PROBLEM STATEMENT:
The records that follow should be retyped word for word.

Dataset rows about figures:
--------------------------------------------------

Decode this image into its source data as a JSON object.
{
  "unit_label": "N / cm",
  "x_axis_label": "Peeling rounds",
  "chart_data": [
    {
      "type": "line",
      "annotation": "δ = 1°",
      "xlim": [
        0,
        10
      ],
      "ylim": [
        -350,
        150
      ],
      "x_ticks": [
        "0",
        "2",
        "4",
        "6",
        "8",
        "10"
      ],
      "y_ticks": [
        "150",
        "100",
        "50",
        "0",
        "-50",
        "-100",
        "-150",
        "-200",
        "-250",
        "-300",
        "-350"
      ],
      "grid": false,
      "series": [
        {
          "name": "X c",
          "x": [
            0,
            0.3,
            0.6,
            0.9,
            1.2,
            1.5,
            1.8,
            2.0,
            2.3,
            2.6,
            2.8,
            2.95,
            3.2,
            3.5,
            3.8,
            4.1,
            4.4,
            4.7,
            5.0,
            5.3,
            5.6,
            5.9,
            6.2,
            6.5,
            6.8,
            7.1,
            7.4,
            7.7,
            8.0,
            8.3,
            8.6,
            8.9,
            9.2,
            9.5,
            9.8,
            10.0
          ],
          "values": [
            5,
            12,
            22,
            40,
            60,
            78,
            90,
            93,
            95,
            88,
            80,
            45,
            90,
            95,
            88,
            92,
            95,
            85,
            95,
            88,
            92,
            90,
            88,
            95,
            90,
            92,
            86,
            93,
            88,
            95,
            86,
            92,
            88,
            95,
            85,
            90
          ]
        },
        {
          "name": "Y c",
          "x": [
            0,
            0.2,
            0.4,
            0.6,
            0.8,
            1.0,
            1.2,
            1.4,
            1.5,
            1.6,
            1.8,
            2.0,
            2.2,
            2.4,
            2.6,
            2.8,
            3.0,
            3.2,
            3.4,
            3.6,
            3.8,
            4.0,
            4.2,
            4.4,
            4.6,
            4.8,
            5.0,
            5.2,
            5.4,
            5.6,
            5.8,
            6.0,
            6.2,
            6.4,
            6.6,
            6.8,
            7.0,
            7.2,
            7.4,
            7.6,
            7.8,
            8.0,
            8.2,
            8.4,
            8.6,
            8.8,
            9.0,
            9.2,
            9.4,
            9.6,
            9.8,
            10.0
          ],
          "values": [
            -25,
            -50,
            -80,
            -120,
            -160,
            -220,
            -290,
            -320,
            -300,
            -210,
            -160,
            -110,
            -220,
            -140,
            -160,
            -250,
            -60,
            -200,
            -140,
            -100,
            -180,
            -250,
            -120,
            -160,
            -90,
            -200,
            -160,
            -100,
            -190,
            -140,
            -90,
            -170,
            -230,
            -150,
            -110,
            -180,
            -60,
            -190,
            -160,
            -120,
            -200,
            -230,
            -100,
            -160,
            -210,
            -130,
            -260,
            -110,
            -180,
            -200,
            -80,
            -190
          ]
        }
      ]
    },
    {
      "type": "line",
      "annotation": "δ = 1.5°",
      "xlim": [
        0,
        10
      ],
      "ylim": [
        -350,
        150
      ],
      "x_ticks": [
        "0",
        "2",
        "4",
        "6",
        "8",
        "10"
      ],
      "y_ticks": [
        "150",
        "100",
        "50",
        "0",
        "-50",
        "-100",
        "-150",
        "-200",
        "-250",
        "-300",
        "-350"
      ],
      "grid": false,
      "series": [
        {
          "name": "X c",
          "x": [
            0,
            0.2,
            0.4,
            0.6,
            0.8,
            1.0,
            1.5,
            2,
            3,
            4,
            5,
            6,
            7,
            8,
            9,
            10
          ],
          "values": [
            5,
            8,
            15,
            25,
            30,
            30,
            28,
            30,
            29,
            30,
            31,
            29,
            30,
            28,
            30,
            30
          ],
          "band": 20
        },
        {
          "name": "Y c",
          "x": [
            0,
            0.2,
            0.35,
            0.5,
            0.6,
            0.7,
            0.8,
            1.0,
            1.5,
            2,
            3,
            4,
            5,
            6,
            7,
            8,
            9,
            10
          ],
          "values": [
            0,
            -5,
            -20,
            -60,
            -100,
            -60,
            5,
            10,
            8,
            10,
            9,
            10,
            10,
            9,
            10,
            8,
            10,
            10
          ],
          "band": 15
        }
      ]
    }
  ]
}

--------------------------------------------------

RESPONSE:
Decode this image into its source data as a JSON object.
{
  "unit_label": "N / cm",
  "x_axis_label": "Peeling rounds",
  "chart_data": [
    {
      "type": "line",
      "annotation": "δ = 1°",
      "xlim": [
        0,
        10
      ],
      "ylim": [
        -350,
        150
      ],
      "x_ticks": [
        "0",
        "2",
        "4",
        "6",
        "8",
        "10"
      ],
      "y_ticks": [
        "150",
        "100",
        "50",
        "0",
        "-50",
        "-100",
        "-150",
        "-200",
        "-250",
        "-300",
        "-350"
      ],
      "grid": false,
      "series": [
        {
          "name": "X c",
          "x": [
            0,
            0.3,
            0.6,
            0.9,
            1.2,
            1.5,
            1.8,
            2.0,
            2.3,
            2.6,
            2.8,
            2.95,
            3.2,
            3.5,
            3.8,
            4.1,
            4.4,
            4.7,
            5.0,
            5.3,
            5.6,
            5.9,
            6.2,
            6.5,
            6.8,
            7.1,
            7.4,
            7.7,
            8.0,
            8.3,
            8.6,
            8.9,
            9.2,
            9.5,
            9.8,
            10.0
          ],
          "values": [
            5,
            12,
            22,
            40,
            60,
            78,
            90,
            93,
            95,
            88,
            80,
            45,
            90,
            95,
            88,
            92,
            95,
            85,
            95,
            88,
            92,
            90,
            88,
            95,
            90,
            92,
            86,
            93,
            88,
            95,
            86,
            92,
            88,
            95,
            85,
            90
          ]
        },
        {
          "name": "Y c",
          "x": [
            0,
            0.2,
            0.4,
            0.6,
            0.8,
            1.0,
            1.2,
            1.4,
            1.5,
            1.6,
            1.8,
            2.0,
            2.2,
            2.4,
            2.6,
            2.8,
            3.0,
            3.2,
            3.4,
            3.6,
            3.8,
            4.0,
            4.2,
            4.4,
            4.6,
            4.8,
            5.0,
            5.2,
            5.4,
            5.6,
            5.8,
            6.0,
            6.2,
            6.4,
            6.6,
            6.8,
            7.0,
            7.2,
            7.4,
            7.6,
            7.8,
            8.0,
            8.2,
            8.4,
            8.6,
            8.8,
            9.0,
            9.2,
            9.4,
            9.6,
            9.8,
            10.0
          ],
          "values": [
            -25,
            -50,
            -80,
            -120,
            -160,
            -220,
            -290,
            -320,
            -300,
            -210,
            -160,
            -110,
            -220,
            -140,
            -160,
            -250,
            -60,
            -200,
            -140,
            -100,
            -180,
            -250,
            -120,
            -160,
            -90,
            -200,
            -160,
            -100,
            -190,
            -140,
            -90,
            -170,
            -230,
            -150,
            -110,
            -180,
            -60,
            -190,
            -160,
            -120,
            -200,
            -230,
            -100,
            -160,
            -210,
            -130,
            -260,
            -110,
            -180,
            -200,
            -80,
            -190
          ]
        }
      ]
    },
    {
      "type": "line",
      "annotation": "δ = 1.5°",
      "xlim": [
        0,
        10
      ],
      "ylim": [
        -350,
        150
      ],
      "x_ticks": [
        "0",
        "2",
        "4",
        "6",
        "8",
        "10"
      ],
      "y_ticks": [
        "150",
        "100",
        "50",
        "0",
        "-50",
        "-100",
        "-150",
        "-200",
        "-250",
        "-300",
        "-350"
      ],
      "grid": false,
      "series": [
        {
          "name": "X c",
          "x": [
            0,
            0.2,
            0.4,
            0.6,
            0.8,
            1.0,
            1.5,
            2,
            3,
            4,
            5,
            6,
            7,
            8,
            9,
            10
          ],
          "values": [
            5,
            8,
            15,
            25,
            30,
            30,
            28,
            30,
            29,
            30,
            31,
            29,
            30,
            28,
            30,
            30
          ],
          "band": 20
        },
        {
          "name": "Y c",
          "x": [
            0,
            0.2,
            0.35,
            0.5,
            0.6,
            0.7,
            0.8,
            1.0,
            1.5,
            2,
            3,
            4,
            5,
            6,
            7,
            8,
            9,
            10
          ],
          "values": [
            0,
            -5,
            -20,
            -60,
            -100,
            -60,
            5,
            10,
            8,
            10,
            9,
            10,
            10,
            9,
            10,
            8,
            10,
            10
          ],
          "band": 15
        }
      ]
    }
  ]
}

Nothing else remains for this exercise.